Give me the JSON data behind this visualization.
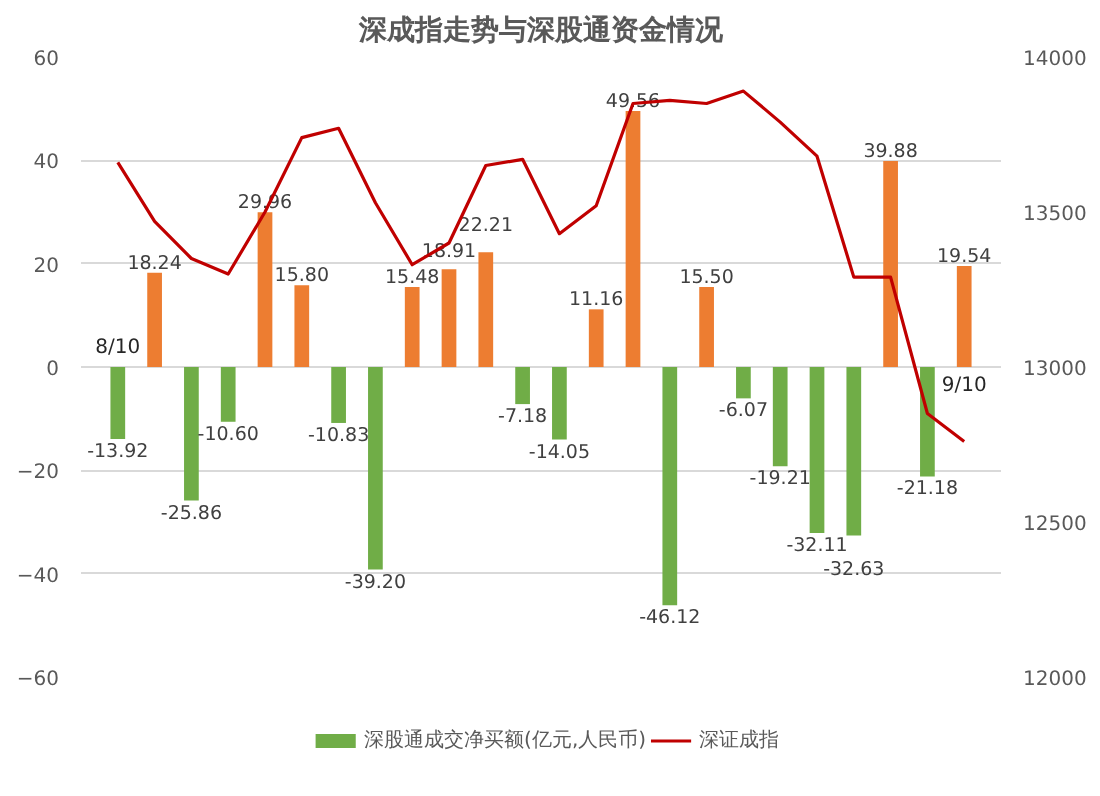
{
  "chart_data": {
    "type": "bar",
    "title": "深成指走势与深股通资金情况",
    "categories": [
      "8/10",
      null,
      null,
      null,
      null,
      null,
      null,
      null,
      null,
      null,
      null,
      null,
      null,
      null,
      null,
      null,
      null,
      null,
      null,
      null,
      null,
      null,
      null,
      "9/10"
    ],
    "series": [
      {
        "name": "深股通成交净买额(亿元,人民币)",
        "color": "#70ad47",
        "colors": [
          "#70ad47",
          "#ed7d31",
          "#70ad47",
          "#70ad47",
          "#ed7d31",
          "#ed7d31",
          "#70ad47",
          "#70ad47",
          "#ed7d31",
          "#ed7d31",
          "#ed7d31",
          "#70ad47",
          "#70ad47",
          "#ed7d31",
          "#ed7d31",
          "#70ad47",
          "#ed7d31",
          "#70ad47",
          "#70ad47",
          "#70ad47",
          "#70ad47",
          "#ed7d31",
          "#70ad47",
          "#ed7d31"
        ],
        "values": [
          -13.92,
          18.24,
          -25.86,
          -10.6,
          29.96,
          15.8,
          -10.83,
          -39.2,
          15.48,
          18.91,
          22.21,
          -7.18,
          -14.05,
          11.16,
          49.56,
          -46.12,
          15.5,
          -6.07,
          -19.21,
          -32.11,
          -32.63,
          39.88,
          -21.18,
          19.54
        ],
        "value_labels": [
          "-13.92",
          "18.24",
          "-25.86",
          "-10.60",
          "29.96",
          "15.80",
          "-10.83",
          "-39.20",
          "15.48",
          "18.91",
          "22.21",
          "-7.18",
          "-14.05",
          "11.16",
          "49.56",
          "-46.12",
          "15.50",
          "-6.07",
          "-19.21",
          "-32.11",
          "-32.63",
          "39.88",
          "-21.18",
          "19.54"
        ]
      },
      {
        "name": "深证成指",
        "type": "line",
        "axis": "y2",
        "color": "#c00000",
        "values": [
          13660,
          13470,
          13350,
          13300,
          13500,
          13740,
          13770,
          13530,
          13330,
          13400,
          13650,
          13670,
          13430,
          13520,
          13850,
          13860,
          13850,
          13890,
          13790,
          13680,
          13290,
          13290,
          12850,
          12760
        ]
      }
    ],
    "ylim": [
      -60,
      60
    ],
    "yticks": [
      -60,
      -40,
      -20,
      0,
      20,
      40,
      60
    ],
    "y2lim": [
      12000,
      14000
    ],
    "y2ticks": [
      12000,
      12500,
      13000,
      13500,
      14000
    ],
    "grid": "y",
    "legend": "bottom",
    "marker": "none",
    "line_style": "solid"
  }
}
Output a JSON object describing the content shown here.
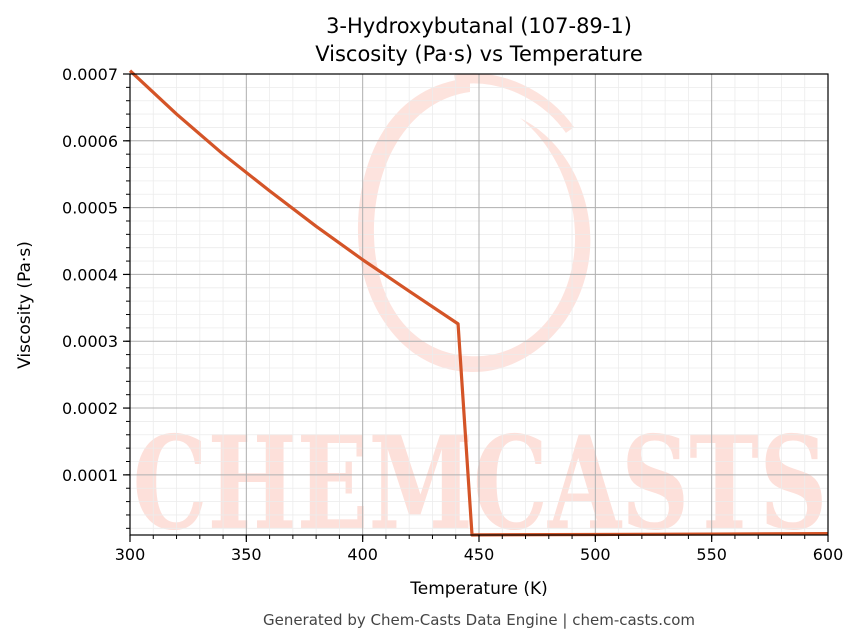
{
  "chart_data": {
    "type": "line",
    "title": "3-Hydroxybutanal (107-89-1)",
    "subtitle": "Viscosity (Pa·s) vs Temperature",
    "xlabel": "Temperature (K)",
    "ylabel": "Viscosity (Pa·s)",
    "xlim": [
      300,
      600
    ],
    "ylim": [
      1e-05,
      0.0007
    ],
    "x_ticks": [
      "300",
      "350",
      "400",
      "450",
      "500",
      "550",
      "600"
    ],
    "y_ticks": [
      "0.0001",
      "0.0002",
      "0.0003",
      "0.0004",
      "0.0005",
      "0.0006",
      "0.0007"
    ],
    "grid": true,
    "series": [
      {
        "color": "#d45427",
        "x": [
          300,
          320,
          340,
          360,
          380,
          400,
          420,
          441,
          447,
          450,
          500,
          550,
          600
        ],
        "y": [
          0.000705,
          0.00064,
          0.00058,
          0.000525,
          0.000472,
          0.000422,
          0.000375,
          0.000326,
          1e-05,
          1.02e-05,
          1.08e-05,
          1.14e-05,
          1.2e-05
        ]
      }
    ]
  },
  "watermark": {
    "text": "CHEMCASTS",
    "color": "#fde0da"
  },
  "footer": "Generated by Chem-Casts Data Engine | chem-casts.com"
}
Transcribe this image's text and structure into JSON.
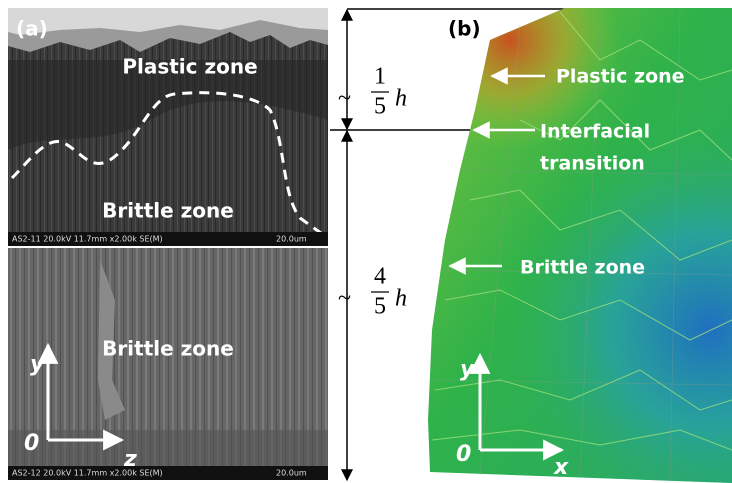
{
  "panel_a": {
    "label": "(a)",
    "top_image": {
      "plastic_label": "Plastic zone",
      "brittle_label": "Brittle zone",
      "info": "AS2-11 20.0kV 11.7mm x2.00k SE(M)",
      "scale": "20.0um"
    },
    "bottom_image": {
      "brittle_label": "Brittle zone",
      "info": "AS2-12 20.0kV 11.7mm x2.00k SE(M)",
      "scale": "20.0um",
      "axes": {
        "vertical": "y",
        "origin": "0",
        "horizontal": "z"
      }
    }
  },
  "dimensions": {
    "upper": {
      "tilde": "~",
      "numerator": "1",
      "denominator": "5",
      "symbol": "h"
    },
    "lower": {
      "tilde": "~",
      "numerator": "4",
      "denominator": "5",
      "symbol": "h"
    }
  },
  "panel_b": {
    "label": "(b)",
    "annotations": [
      {
        "lines": [
          "Plastic zone"
        ]
      },
      {
        "lines": [
          "Interfacial",
          "transition"
        ]
      },
      {
        "lines": [
          "Brittle zone"
        ]
      }
    ],
    "axes": {
      "vertical": "y",
      "origin": "0",
      "horizontal": "x"
    }
  }
}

## Exercise instructions
Select every line above that contains the word "zone", and copy it.

## Written reply
      "plastic_label": "Plastic zone",
      "brittle_label": "Brittle zone",
      "brittle_label": "Brittle zone",
          "Plastic zone"
          "Brittle zone"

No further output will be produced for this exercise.